Does the description disclose side effects, auth requirements, rate limits, or destructive behavior?

Annotations already indicate read-only, non-destructive, idempotent, and open-world behavior. The description adds context about the survey replacing the SBO and annual data availability (2017-present), which is consistent. It does not mention response size, rate limits, or pagination, but for a read-only tool with thorough annotations, this level of additional transparency is adequate.

Agents need to know what a tool does to the world before calling it. Descriptions should go beyond structured annotations to explain consequences.

Conciseness4/5

Is the description appropriately sized, front-loaded, and free of redundancy?

The description is a concise three-sentence paragraph that front-loads the main verb 'Retrieve' and efficiently covers source, data types, demographics, and temporal scope. It avoids redundancy and earns each sentence's place, though breaking into sub-topics could improve scannability.

Shorter descriptions cost fewer tokens and are easier for agents to parse. Every sentence should earn its place.

Completeness3/5

Given the tool's complexity, does the description cover enough for an agent to succeed on first attempt?

With 9 parameters, no output schema, and moderate complexity, the description covers the tool's purpose, data source, and key demographics but lacks specifics on output format (e.g., JSON structure, pagination) or handling of multiple variables. It meets basic needs but leaves gaps in understanding the exact result shape.

Complex tools with many parameters or behaviors need more documentation. Simple tools need less. This dimension scales expectations accordingly.

Parameters3/5

Does the description clarify parameter syntax, constraints, interactions, or defaults beyond what the schema provides?

Schema coverage is 100%, so the baseline is 3. The description adds overarching context about the survey and demographics but does not explain parameter syntax or relationships beyond what the schema already provides. It reiterates variable names and owner demographics, which aligns with schema descriptions but adds minimal new semantic value.

- - -

Requirement A:
Using the tool-description review, decide whether each statement agrees with it: (i) the description mentions rate limits; (ii) schema coverage is 100%; (iii) the tool has an output schema. Answer yes or no for each and quote the words of the review that decide it.
Requirement B:
List every kind of behavior that the tool-description review says the annotations already indicate.
Requirement C:
Resume the tool-description review right after its last sentence.

- - -

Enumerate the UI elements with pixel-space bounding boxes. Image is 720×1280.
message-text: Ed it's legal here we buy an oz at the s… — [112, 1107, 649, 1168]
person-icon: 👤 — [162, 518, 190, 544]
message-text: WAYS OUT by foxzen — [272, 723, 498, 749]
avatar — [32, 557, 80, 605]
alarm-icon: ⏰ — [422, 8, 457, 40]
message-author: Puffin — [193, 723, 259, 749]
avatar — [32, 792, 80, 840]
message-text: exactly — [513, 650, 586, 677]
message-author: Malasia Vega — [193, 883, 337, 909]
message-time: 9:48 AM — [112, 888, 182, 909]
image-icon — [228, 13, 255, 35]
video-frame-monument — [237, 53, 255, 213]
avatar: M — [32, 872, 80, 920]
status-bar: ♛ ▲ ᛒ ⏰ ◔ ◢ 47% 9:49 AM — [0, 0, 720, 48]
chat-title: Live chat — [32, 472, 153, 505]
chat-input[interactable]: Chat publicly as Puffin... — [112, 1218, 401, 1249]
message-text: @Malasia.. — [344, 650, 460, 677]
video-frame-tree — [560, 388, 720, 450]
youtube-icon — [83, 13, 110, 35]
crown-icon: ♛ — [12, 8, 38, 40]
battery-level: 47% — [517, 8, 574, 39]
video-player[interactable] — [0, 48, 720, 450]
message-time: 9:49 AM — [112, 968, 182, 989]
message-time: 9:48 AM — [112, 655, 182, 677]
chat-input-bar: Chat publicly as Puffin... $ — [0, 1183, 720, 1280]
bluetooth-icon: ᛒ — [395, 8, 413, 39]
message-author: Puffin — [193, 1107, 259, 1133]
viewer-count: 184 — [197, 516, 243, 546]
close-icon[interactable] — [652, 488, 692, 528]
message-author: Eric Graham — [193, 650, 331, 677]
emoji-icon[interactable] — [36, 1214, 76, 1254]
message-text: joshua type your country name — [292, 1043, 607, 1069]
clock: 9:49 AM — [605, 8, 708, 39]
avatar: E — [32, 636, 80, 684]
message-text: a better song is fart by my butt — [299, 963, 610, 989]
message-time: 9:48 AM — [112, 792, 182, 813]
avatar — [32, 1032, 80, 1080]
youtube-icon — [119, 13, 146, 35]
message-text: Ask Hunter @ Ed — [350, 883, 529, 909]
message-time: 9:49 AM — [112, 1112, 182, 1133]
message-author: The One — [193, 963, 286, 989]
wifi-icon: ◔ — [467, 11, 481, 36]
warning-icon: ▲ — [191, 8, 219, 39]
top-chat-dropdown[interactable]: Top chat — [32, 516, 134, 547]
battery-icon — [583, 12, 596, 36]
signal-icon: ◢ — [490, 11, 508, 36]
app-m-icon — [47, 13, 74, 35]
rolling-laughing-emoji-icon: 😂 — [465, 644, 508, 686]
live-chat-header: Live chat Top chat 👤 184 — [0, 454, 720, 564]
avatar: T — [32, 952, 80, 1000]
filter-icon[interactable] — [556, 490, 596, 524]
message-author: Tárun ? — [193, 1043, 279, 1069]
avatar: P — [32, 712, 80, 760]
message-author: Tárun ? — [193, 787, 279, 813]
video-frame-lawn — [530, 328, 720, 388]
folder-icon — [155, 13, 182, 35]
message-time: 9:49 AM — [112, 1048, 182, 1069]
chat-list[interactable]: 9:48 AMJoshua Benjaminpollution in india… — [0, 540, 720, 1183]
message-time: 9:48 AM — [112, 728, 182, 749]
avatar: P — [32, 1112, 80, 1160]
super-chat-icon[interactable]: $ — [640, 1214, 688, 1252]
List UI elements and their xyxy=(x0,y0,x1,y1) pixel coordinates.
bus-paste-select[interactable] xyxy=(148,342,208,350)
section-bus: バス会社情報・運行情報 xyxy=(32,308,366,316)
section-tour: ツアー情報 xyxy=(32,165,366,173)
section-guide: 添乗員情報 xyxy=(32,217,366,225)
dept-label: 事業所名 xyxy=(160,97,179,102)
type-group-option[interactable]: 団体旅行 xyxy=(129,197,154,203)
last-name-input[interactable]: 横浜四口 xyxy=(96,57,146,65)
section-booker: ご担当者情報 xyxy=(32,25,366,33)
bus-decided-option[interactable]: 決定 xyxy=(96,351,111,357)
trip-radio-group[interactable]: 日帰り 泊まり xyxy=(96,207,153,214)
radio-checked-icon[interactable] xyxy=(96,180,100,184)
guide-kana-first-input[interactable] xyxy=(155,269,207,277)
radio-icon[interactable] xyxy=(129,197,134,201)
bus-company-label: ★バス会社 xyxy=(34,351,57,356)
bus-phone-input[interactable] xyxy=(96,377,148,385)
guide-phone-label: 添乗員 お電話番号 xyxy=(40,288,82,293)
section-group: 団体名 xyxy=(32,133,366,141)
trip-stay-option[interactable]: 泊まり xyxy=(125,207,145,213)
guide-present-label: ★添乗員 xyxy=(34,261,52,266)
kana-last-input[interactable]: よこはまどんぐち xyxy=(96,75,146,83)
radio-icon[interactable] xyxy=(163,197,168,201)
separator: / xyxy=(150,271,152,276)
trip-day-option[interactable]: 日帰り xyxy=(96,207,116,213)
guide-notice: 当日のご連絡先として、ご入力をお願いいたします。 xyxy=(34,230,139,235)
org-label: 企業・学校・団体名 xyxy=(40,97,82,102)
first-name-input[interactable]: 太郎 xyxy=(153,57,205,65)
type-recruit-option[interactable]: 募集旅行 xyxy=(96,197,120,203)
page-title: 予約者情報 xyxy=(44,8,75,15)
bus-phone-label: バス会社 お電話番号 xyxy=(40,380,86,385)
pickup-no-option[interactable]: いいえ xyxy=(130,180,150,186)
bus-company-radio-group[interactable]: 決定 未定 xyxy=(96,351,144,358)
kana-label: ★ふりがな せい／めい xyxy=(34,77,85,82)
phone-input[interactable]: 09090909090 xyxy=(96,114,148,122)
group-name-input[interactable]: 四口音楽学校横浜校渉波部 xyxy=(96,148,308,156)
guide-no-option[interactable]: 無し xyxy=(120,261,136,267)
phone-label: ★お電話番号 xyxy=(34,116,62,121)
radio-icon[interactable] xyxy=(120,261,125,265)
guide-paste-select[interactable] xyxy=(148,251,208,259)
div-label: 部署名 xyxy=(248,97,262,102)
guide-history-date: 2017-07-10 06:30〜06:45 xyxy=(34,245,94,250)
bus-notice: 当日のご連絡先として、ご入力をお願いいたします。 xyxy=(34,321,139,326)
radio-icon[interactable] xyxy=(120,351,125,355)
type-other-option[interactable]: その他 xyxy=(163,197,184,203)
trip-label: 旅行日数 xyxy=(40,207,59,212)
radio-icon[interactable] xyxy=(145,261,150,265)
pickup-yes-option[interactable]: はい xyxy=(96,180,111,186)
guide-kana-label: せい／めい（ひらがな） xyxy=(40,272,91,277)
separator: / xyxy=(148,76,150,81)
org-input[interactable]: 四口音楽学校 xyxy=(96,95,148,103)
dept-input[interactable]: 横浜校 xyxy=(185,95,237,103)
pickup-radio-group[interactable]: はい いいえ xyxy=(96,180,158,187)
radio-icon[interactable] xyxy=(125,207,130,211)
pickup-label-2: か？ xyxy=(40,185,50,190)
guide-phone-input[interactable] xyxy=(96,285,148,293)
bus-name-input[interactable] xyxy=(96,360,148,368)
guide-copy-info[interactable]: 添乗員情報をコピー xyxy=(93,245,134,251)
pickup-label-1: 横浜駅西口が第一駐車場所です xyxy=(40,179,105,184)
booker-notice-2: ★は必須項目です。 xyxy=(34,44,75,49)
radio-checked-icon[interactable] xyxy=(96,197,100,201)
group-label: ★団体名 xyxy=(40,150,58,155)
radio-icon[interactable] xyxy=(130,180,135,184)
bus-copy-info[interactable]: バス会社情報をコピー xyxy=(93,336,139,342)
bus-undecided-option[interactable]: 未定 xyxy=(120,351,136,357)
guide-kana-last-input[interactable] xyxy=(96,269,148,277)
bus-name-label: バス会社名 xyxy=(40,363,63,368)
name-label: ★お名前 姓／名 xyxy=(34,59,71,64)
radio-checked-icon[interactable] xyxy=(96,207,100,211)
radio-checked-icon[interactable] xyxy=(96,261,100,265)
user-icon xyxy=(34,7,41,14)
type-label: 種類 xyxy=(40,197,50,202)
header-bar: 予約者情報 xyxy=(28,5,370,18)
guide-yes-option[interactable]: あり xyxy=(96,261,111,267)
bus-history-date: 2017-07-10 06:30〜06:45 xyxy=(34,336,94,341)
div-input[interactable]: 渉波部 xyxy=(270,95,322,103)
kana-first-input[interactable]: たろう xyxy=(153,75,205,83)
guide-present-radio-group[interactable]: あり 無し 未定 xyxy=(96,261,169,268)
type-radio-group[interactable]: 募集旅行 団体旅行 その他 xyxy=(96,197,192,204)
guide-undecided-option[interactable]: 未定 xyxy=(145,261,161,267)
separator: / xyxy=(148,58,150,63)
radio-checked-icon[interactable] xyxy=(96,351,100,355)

- - -

Response area A:
(i) No: "It does not mention response size, rate limits, or pagination"
(ii) Yes: "Schema coverage is 100%, so the baseline is 3."
(iii) No: "With 9 parameters, no output schema, and moderate complexity"

Response area B:
read-only, non-destructive, idempotent, open-world

Response area C:
Input schemas describe structure but not intent. Descriptions should explain non-obvious parameter relationships and valid value ranges.

Purpose5/5

Does the description clearly state what the tool does and how it differs from similar tools?

The description clearly states it retrieves business ownership data from the Annual Business Survey (ABS), specifies demographics (sex, ethnicity, race, veteran status), and lists data types (employer firms, employees, payroll, receipts). It distinguishes from the replaced SBO and provides temporal context (2017-present), effectively differentiating it from sibling tools like county_business_patterns_tool or economic_census_tool.

Agents choose between tools based on descriptions. A clear purpose with a specific verb and resource helps agents select the right tool.

Usage Guidelines3/5

Does the description explain when to use this tool, when not to, or what alternatives exist?

The description mentions it is 'useful for analyzing business ownership patterns, diversity in entrepreneurship, and economic contributions by demographic groups,' implying usage context. However, it lacks explicit guidance on when not to use it or alternatives among siblings, leaving the agent to infer usage boundaries without clear exclusion criteria.

Agents often have multiple tools that could apply. Explicit usage guidance like "use X instead of Y when Z" prevents misuse.